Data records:

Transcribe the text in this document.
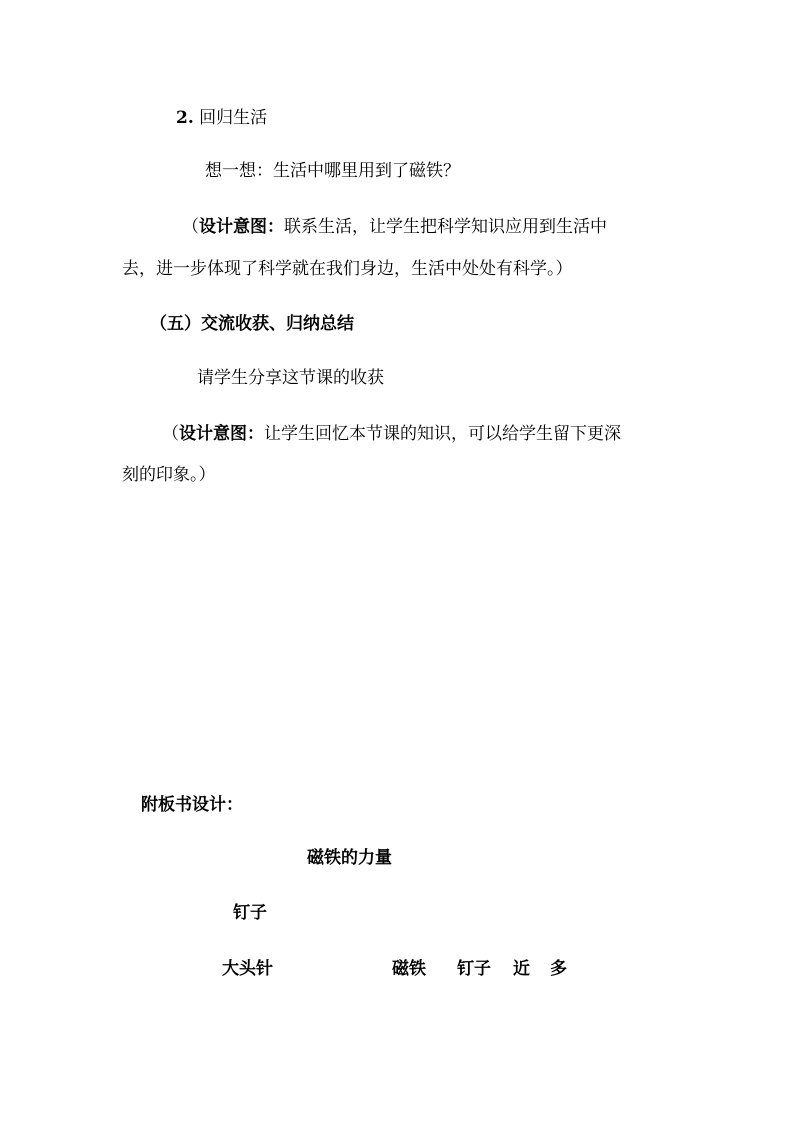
2. 回归生活
想一想：生活中哪里用到了磁铁？
（设计意图：联系生活，让学生把科学知识应用到生活中
去，进一步体现了科学就在我们身边，生活中处处有科学。）
（五）交流收获、归纳总结
请学生分享这节课的收获
（设计意图：让学生回忆本节课的知识，可以给学生留下更深
刻的印象。）
附板书设计：
磁铁的力量
钉子
大头针	磁铁 钉子 近 多
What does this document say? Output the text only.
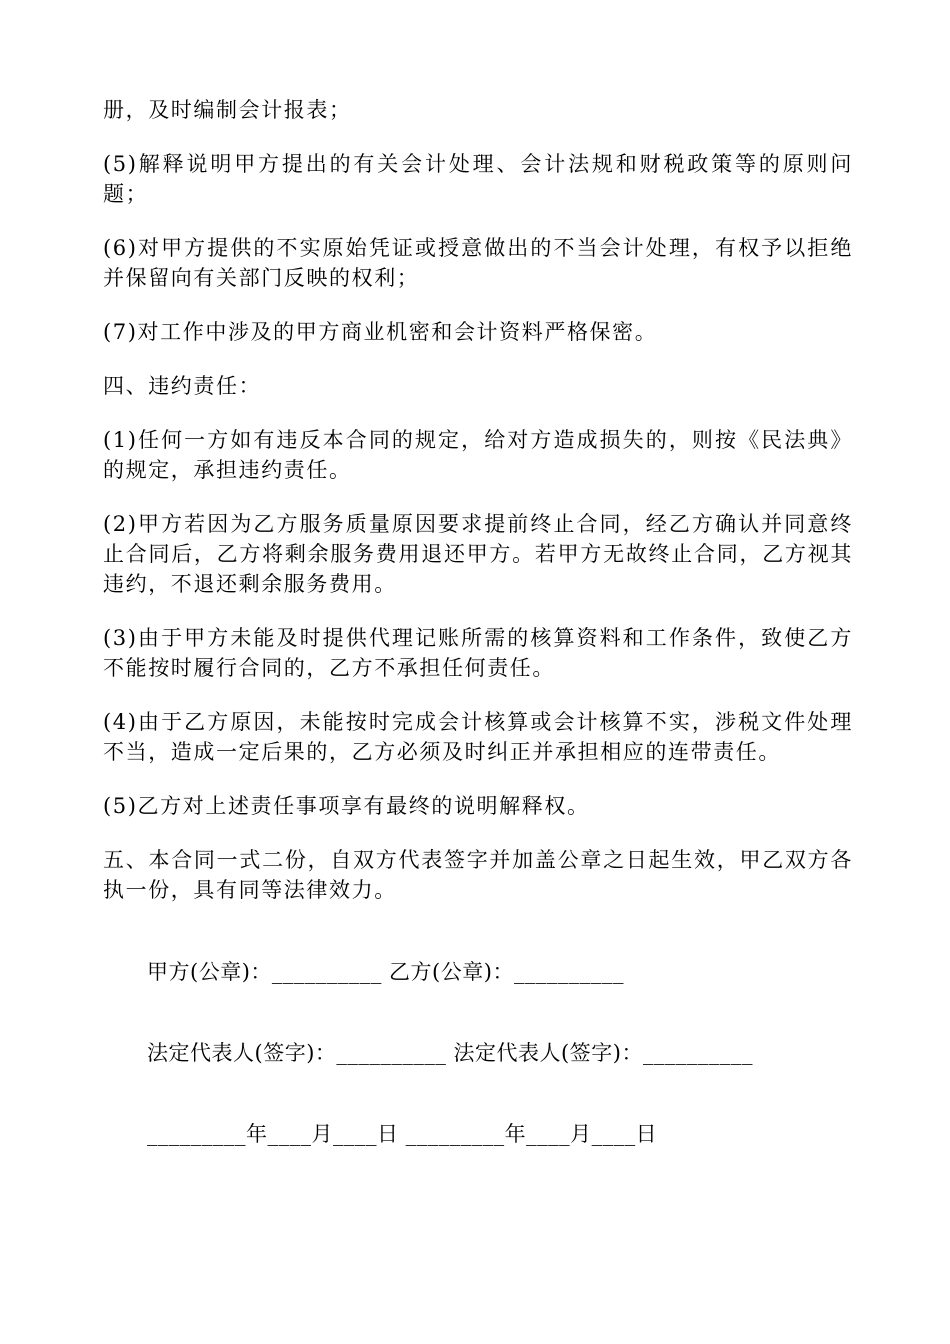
册，及时编制会计报表；

(5)解释说明甲方提出的有关会计处理、会计法规和财税政策等的原则问题；

(6)对甲方提供的不实原始凭证或授意做出的不当会计处理，有权予以拒绝并保留向有关部门反映的权利；

(7)对工作中涉及的甲方商业机密和会计资料严格保密。

四、违约责任：

(1)任何一方如有违反本合同的规定，给对方造成损失的，则按《民法典》的规定，承担违约责任。

(2)甲方若因为乙方服务质量原因要求提前终止合同，经乙方确认并同意终止合同后，乙方将剩余服务费用退还甲方。若甲方无故终止合同，乙方视其违约，不退还剩余服务费用。

(3)由于甲方未能及时提供代理记账所需的核算资料和工作条件，致使乙方不能按时履行合同的，乙方不承担任何责任。

(4)由于乙方原因，未能按时完成会计核算或会计核算不实，涉税文件处理不当，造成一定后果的，乙方必须及时纠正并承担相应的连带责任。

(5)乙方对上述责任事项享有最终的说明解释权。

五、本合同一式二份，自双方代表签字并加盖公章之日起生效，甲乙双方各执一份，具有同等法律效力。

甲方(公章)：__________ 乙方(公章)：__________

法定代表人(签字)：__________ 法定代表人(签字)：__________

_________年____月____日 _________年____月____日
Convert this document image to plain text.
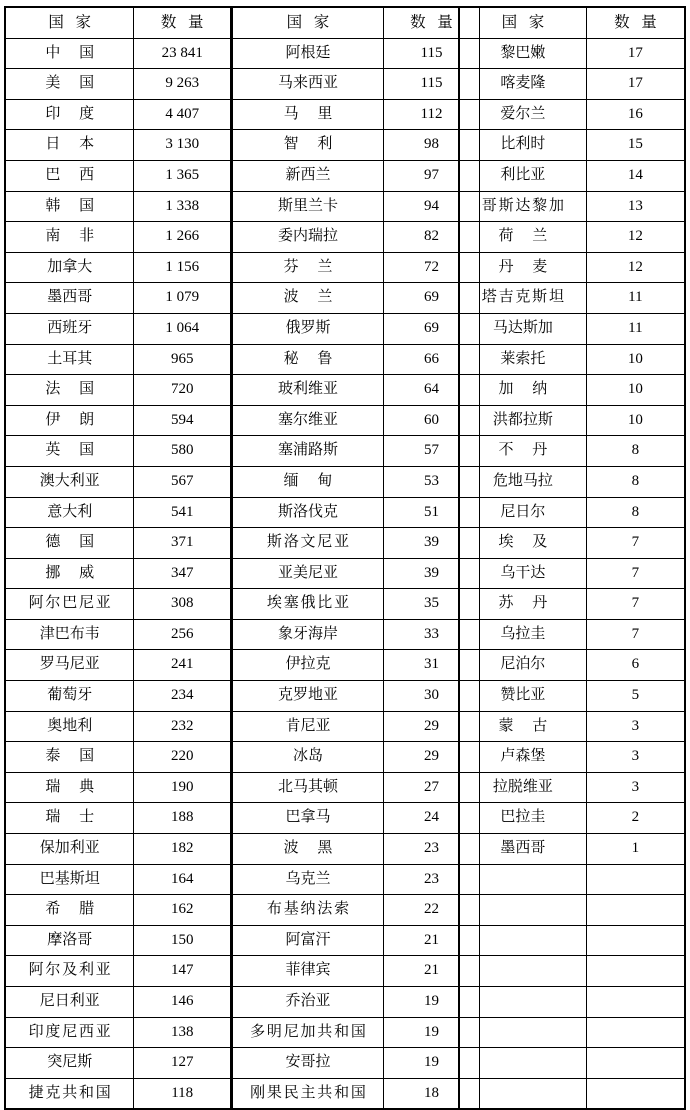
国 家	数 量
中 国	23 841
美 国	9 263
印 度	4 407
日 本	3 130
巴 西	1 365
韩 国	1 338
南 非	1 266
加拿大	1 156
墨西哥	1 079
西班牙	1 064
土耳其	965
法 国	720
伊 朗	594
英 国	580
澳大利亚	567
意大利	541
德 国	371
挪 威	347
阿尔巴尼亚	308
津巴布韦	256
罗马尼亚	241
葡萄牙	234
奥地利	232
泰 国	220
瑞 典	190
瑞 士	188
保加利亚	182
巴基斯坦	164
希 腊	162
摩洛哥	150
阿尔及利亚	147
尼日利亚	146
印度尼西亚	138
突尼斯	127
捷克共和国	118

国 家	数 量
阿根廷	115
马来西亚	115
马 里	112
智 利	98
新西兰	97
斯里兰卡	94
委内瑞拉	82
芬 兰	72
波 兰	69
俄罗斯	69
秘 鲁	66
玻利维亚	64
塞尔维亚	60
塞浦路斯	57
缅 甸	53
斯洛伐克	51
斯洛文尼亚	39
亚美尼亚	39
埃塞俄比亚	35
象牙海岸	33
伊拉克	31
克罗地亚	30
肯尼亚	29
冰岛	29
北马其顿	27
巴拿马	24
波 黑	23
乌克兰	23
布基纳法索	22
阿富汗	21
菲律宾	21
乔治亚	19
多明尼加共和国	19
安哥拉	19
刚果民主共和国	18

国 家	数 量
黎巴嫩	17
喀麦隆	17
爱尔兰	16
比利时	15
利比亚	14
哥斯达黎加	13
荷 兰	12
丹 麦	12
塔吉克斯坦	11
马达斯加	11
莱索托	10
加 纳	10
洪都拉斯	10
不 丹	8
危地马拉	8
尼日尔	8
埃 及	7
乌干达	7
苏 丹	7
乌拉圭	7
尼泊尔	6
赞比亚	5
蒙 古	3
卢森堡	3
拉脱维亚	3
巴拉圭	2
墨西哥	1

Exercise description: Say the number of lines in the records above that include the string "设计意图", and no more.

Answer to this problem: 2